▶ What you should do: Without omitting anything, copy every entry word for word.

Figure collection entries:
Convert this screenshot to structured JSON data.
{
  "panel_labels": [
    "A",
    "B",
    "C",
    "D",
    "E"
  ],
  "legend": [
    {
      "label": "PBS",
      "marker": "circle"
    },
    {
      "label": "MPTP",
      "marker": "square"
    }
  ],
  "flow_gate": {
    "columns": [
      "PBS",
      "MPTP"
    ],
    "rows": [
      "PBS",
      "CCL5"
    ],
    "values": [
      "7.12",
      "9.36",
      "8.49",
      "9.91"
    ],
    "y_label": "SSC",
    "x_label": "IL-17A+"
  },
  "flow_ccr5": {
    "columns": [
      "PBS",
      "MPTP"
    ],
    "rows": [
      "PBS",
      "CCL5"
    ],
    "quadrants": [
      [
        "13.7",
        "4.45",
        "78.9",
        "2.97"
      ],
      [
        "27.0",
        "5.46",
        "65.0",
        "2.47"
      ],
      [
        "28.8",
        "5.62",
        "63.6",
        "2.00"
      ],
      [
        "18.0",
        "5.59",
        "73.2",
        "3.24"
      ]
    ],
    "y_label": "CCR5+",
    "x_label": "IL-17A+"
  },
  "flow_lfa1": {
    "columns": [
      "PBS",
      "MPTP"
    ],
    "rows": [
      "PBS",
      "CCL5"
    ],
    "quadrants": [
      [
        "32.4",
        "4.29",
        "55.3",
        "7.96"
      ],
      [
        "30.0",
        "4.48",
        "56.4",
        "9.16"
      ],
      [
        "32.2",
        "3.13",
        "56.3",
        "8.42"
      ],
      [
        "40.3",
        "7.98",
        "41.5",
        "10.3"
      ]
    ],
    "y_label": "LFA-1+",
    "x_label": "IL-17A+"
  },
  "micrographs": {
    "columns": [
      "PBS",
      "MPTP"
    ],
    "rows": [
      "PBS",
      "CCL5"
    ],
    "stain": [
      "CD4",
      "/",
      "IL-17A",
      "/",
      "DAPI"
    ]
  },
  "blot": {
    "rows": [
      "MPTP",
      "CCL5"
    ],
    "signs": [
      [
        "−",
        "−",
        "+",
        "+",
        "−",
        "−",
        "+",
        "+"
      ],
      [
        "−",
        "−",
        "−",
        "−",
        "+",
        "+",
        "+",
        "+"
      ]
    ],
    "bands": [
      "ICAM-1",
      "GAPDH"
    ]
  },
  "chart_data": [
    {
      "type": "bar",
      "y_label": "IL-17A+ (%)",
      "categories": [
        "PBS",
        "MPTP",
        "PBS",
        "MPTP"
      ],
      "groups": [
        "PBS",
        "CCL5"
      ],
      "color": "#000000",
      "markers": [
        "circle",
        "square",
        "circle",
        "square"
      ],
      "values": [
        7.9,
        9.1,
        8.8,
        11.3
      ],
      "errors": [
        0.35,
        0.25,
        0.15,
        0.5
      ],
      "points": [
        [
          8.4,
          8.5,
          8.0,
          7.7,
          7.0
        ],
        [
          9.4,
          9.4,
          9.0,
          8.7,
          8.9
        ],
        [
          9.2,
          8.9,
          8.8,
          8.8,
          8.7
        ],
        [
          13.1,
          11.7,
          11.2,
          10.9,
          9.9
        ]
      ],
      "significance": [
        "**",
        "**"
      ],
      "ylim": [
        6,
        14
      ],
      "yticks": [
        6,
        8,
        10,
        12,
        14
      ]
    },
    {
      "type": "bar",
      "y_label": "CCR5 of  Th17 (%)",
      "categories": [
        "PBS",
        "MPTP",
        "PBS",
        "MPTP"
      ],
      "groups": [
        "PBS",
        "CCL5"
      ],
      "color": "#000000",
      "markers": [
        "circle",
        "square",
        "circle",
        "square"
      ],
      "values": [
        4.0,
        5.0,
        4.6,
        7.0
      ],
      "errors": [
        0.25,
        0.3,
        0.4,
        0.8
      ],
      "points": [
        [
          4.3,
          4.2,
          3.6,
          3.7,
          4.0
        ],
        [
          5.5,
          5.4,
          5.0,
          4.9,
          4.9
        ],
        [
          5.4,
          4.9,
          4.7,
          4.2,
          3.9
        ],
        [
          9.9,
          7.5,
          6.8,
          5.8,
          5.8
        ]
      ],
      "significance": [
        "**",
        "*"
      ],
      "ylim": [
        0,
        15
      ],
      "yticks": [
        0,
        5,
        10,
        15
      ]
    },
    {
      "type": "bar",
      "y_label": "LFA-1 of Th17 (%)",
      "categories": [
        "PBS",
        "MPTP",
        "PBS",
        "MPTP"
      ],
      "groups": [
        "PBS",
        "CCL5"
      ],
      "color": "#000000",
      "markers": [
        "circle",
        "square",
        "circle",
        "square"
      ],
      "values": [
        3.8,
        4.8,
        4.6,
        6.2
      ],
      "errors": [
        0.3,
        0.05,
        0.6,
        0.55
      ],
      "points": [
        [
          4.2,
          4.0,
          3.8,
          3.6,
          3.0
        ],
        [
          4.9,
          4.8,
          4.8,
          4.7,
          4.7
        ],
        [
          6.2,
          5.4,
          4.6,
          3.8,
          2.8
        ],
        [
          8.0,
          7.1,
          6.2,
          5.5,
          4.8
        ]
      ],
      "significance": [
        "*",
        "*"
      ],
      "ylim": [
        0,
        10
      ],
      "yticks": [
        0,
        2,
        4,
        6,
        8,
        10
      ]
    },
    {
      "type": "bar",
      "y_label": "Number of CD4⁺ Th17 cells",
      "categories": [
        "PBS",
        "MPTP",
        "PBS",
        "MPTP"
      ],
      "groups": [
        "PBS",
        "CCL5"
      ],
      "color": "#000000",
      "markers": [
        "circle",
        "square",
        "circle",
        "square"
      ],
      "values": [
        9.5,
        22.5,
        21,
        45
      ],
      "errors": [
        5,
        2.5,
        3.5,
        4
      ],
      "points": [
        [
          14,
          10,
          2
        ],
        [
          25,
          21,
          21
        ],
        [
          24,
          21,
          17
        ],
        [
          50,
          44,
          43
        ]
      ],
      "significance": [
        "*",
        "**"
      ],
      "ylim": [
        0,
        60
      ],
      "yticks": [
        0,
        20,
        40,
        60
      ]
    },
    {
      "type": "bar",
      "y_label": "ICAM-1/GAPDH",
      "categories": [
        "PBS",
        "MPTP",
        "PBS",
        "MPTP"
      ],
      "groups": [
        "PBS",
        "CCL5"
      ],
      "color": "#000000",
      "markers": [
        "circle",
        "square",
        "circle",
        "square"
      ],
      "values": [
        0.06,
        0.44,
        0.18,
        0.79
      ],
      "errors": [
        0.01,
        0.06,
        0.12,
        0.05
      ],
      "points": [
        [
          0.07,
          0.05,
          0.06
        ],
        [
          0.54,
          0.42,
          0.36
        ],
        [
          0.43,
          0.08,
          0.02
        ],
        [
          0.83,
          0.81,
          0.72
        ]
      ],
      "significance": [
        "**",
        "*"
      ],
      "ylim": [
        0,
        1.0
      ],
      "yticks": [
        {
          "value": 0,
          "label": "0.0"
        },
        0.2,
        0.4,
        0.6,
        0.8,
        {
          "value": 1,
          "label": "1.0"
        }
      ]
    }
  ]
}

▶ Your solution:
Convert this screenshot to structured JSON data.
{
  "panel_labels": [
    "A",
    "B",
    "C",
    "D",
    "E"
  ],
  "legend": [
    {
      "label": "PBS",
      "marker": "circle"
    },
    {
      "label": "MPTP",
      "marker": "square"
    }
  ],
  "flow_gate": {
    "columns": [
      "PBS",
      "MPTP"
    ],
    "rows": [
      "PBS",
      "CCL5"
    ],
    "values": [
      "7.12",
      "9.36",
      "8.49",
      "9.91"
    ],
    "y_label": "SSC",
    "x_label": "IL-17A+"
  },
  "flow_ccr5": {
    "columns": [
      "PBS",
      "MPTP"
    ],
    "rows": [
      "PBS",
      "CCL5"
    ],
    "quadrants": [
      [
        "13.7",
        "4.45",
        "78.9",
        "2.97"
      ],
      [
        "27.0",
        "5.46",
        "65.0",
        "2.47"
      ],
      [
        "28.8",
        "5.62",
        "63.6",
        "2.00"
      ],
      [
        "18.0",
        "5.59",
        "73.2",
        "3.24"
      ]
    ],
    "y_label": "CCR5+",
    "x_label": "IL-17A+"
  },
  "flow_lfa1": {
    "columns": [
      "PBS",
      "MPTP"
    ],
    "rows": [
      "PBS",
      "CCL5"
    ],
    "quadrants": [
      [
        "32.4",
        "4.29",
        "55.3",
        "7.96"
      ],
      [
        "30.0",
        "4.48",
        "56.4",
        "9.16"
      ],
      [
        "32.2",
        "3.13",
        "56.3",
        "8.42"
      ],
      [
        "40.3",
        "7.98",
        "41.5",
        "10.3"
      ]
    ],
    "y_label": "LFA-1+",
    "x_label": "IL-17A+"
  },
  "micrographs": {
    "columns": [
      "PBS",
      "MPTP"
    ],
    "rows": [
      "PBS",
      "CCL5"
    ],
    "stain": [
      "CD4",
      "/",
      "IL-17A",
      "/",
      "DAPI"
    ]
  },
  "blot": {
    "rows": [
      "MPTP",
      "CCL5"
    ],
    "signs": [
      [
        "−",
        "−",
        "+",
        "+",
        "−",
        "−",
        "+",
        "+"
      ],
      [
        "−",
        "−",
        "−",
        "−",
        "+",
        "+",
        "+",
        "+"
      ]
    ],
    "bands": [
      "ICAM-1",
      "GAPDH"
    ]
  },
  "chart_data": [
    {
      "type": "bar",
      "y_label": "IL-17A+ (%)",
      "categories": [
        "PBS",
        "MPTP",
        "PBS",
        "MPTP"
      ],
      "groups": [
        "PBS",
        "CCL5"
      ],
      "color": "#000000",
      "markers": [
        "circle",
        "square",
        "circle",
        "square"
      ],
      "values": [
        7.9,
        9.1,
        8.8,
        11.3
      ],
      "errors": [
        0.35,
        0.25,
        0.15,
        0.5
      ],
      "points": [
        [
          8.4,
          8.5,
          8.0,
          7.7,
          7.0
        ],
        [
          9.4,
          9.4,
          9.0,
          8.7,
          8.9
        ],
        [
          9.2,
          8.9,
          8.8,
          8.8,
          8.7
        ],
        [
          13.1,
          11.7,
          11.2,
          10.9,
          9.9
        ]
      ],
      "significance": [
        "**",
        "**"
      ],
      "ylim": [
        6,
        14
      ],
      "yticks": [
        6,
        8,
        10,
        12,
        14
      ]
    },
    {
      "type": "bar",
      "y_label": "CCR5 of  Th17 (%)",
      "categories": [
        "PBS",
        "MPTP",
        "PBS",
        "MPTP"
      ],
      "groups": [
        "PBS",
        "CCL5"
      ],
      "color": "#000000",
      "markers": [
        "circle",
        "square",
        "circle",
        "square"
      ],
      "values": [
        4.0,
        5.0,
        4.6,
        7.0
      ],
      "errors": [
        0.25,
        0.3,
        0.4,
        0.8
      ],
      "points": [
        [
          4.3,
          4.2,
          3.6,
          3.7,
          4.0
        ],
        [
          5.5,
          5.4,
          5.0,
          4.9,
          4.9
        ],
        [
          5.4,
          4.9,
          4.7,
          4.2,
          3.9
        ],
        [
          9.9,
          7.5,
          6.8,
          5.8,
          5.8
        ]
      ],
      "significance": [
        "**",
        "*"
      ],
      "ylim": [
        0,
        15
      ],
      "yticks": [
        0,
        5,
        10,
        15
      ]
    },
    {
      "type": "bar",
      "y_label": "LFA-1 of Th17 (%)",
      "categories": [
        "PBS",
        "MPTP",
        "PBS",
        "MPTP"
      ],
      "groups": [
        "PBS",
        "CCL5"
      ],
      "color": "#000000",
      "markers": [
        "circle",
        "square",
        "circle",
        "square"
      ],
      "values": [
        3.8,
        4.8,
        4.6,
        6.2
      ],
      "errors": [
        0.3,
        0.05,
        0.6,
        0.55
      ],
      "points": [
        [
          4.2,
          4.0,
          3.8,
          3.6,
          3.0
        ],
        [
          4.9,
          4.8,
          4.8,
          4.7,
          4.7
        ],
        [
          6.2,
          5.4,
          4.6,
          3.8,
          2.8
        ],
        [
          8.0,
          7.1,
          6.2,
          5.5,
          4.8
        ]
      ],
      "significance": [
        "*",
        "*"
      ],
      "ylim": [
        0,
        10
      ],
      "yticks": [
        0,
        2,
        4,
        6,
        8,
        10
      ]
    },
    {
      "type": "bar",
      "y_label": "Number of CD4⁺ Th17 cells",
      "categories": [
        "PBS",
        "MPTP",
        "PBS",
        "MPTP"
      ],
      "groups": [
        "PBS",
        "CCL5"
      ],
      "color": "#000000",
      "markers": [
        "circle",
        "square",
        "circle",
        "square"
      ],
      "values": [
        9.5,
        22.5,
        21,
        45
      ],
      "errors": [
        5,
        2.5,
        3.5,
        4
      ],
      "points": [
        [
          14,
          10,
          2
        ],
        [
          25,
          21,
          21
        ],
        [
          24,
          21,
          17
        ],
        [
          50,
          44,
          43
        ]
      ],
      "significance": [
        "*",
        "**"
      ],
      "ylim": [
        0,
        60
      ],
      "yticks": [
        0,
        20,
        40,
        60
      ]
    },
    {
      "type": "bar",
      "y_label": "ICAM-1/GAPDH",
      "categories": [
        "PBS",
        "MPTP",
        "PBS",
        "MPTP"
      ],
      "groups": [
        "PBS",
        "CCL5"
      ],
      "color": "#000000",
      "markers": [
        "circle",
        "square",
        "circle",
        "square"
      ],
      "values": [
        0.06,
        0.44,
        0.18,
        0.79
      ],
      "errors": [
        0.01,
        0.06,
        0.12,
        0.05
      ],
      "points": [
        [
          0.07,
          0.05,
          0.06
        ],
        [
          0.54,
          0.42,
          0.36
        ],
        [
          0.43,
          0.08,
          0.02
        ],
        [
          0.83,
          0.81,
          0.72
        ]
      ],
      "significance": [
        "**",
        "*"
      ],
      "ylim": [
        0,
        1.0
      ],
      "yticks": [
        {
          "value": 0,
          "label": "0.0"
        },
        0.2,
        0.4,
        0.6,
        0.8,
        {
          "value": 1,
          "label": "1.0"
        }
      ]
    }
  ]
}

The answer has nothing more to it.